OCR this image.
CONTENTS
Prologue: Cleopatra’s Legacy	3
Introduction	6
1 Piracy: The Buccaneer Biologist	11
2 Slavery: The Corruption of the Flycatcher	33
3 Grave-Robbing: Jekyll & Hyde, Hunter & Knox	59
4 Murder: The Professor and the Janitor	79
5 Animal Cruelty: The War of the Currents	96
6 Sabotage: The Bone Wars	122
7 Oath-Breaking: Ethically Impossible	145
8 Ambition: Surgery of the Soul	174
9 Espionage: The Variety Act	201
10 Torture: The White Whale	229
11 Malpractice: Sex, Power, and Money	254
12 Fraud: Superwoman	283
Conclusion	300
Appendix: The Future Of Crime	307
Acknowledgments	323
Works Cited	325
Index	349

==========

> **EXERCISE**
Write out the entries above word for word.

> **REPLY**
OCR this image.
CONTENTS
Prologue: Cleopatra’s Legacy	3
Introduction	6
1 Piracy: The Buccaneer Biologist	11
2 Slavery: The Corruption of the Flycatcher	33
3 Grave-Robbing: Jekyll & Hyde, Hunter & Knox	59
4 Murder: The Professor and the Janitor	79
5 Animal Cruelty: The War of the Currents	96
6 Sabotage: The Bone Wars	122
7 Oath-Breaking: Ethically Impossible	145
8 Ambition: Surgery of the Soul	174
9 Espionage: The Variety Act	201
10 Torture: The White Whale	229
11 Malpractice: Sex, Power, and Money	254
12 Fraud: Superwoman	283
Conclusion	300
Appendix: The Future Of Crime	307
Acknowledgments	323
Works Cited	325
Index	349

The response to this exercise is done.